> [EXERCISE DIRECTIONS] Reproduce all lines of the listing below in which the word "СССР" occurs.

> [SUPPLIED RECORDS]
----
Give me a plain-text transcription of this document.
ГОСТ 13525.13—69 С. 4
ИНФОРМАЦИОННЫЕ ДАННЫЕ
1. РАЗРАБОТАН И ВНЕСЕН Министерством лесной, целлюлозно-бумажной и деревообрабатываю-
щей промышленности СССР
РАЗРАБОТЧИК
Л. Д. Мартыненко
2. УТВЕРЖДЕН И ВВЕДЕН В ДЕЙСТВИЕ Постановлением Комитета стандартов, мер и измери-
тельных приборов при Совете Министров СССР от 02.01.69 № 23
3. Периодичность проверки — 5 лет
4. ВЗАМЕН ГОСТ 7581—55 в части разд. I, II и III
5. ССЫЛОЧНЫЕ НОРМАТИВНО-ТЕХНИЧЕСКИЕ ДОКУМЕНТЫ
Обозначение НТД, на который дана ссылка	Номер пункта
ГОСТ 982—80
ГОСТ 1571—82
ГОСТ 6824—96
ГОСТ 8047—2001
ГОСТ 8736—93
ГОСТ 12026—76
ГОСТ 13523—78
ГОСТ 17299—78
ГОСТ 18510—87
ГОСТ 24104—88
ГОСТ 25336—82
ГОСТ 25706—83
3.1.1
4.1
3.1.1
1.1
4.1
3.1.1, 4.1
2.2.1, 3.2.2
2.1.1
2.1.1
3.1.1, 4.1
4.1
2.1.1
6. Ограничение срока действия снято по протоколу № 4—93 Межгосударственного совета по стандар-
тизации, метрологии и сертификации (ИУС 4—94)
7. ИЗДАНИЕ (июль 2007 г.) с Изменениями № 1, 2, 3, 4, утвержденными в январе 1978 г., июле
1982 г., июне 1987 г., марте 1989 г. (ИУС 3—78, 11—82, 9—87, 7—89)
----
> [WRITTEN RESPONSE]
щей промышленности СССР
тельных приборов при Совете Министров СССР от 02.01.69 № 23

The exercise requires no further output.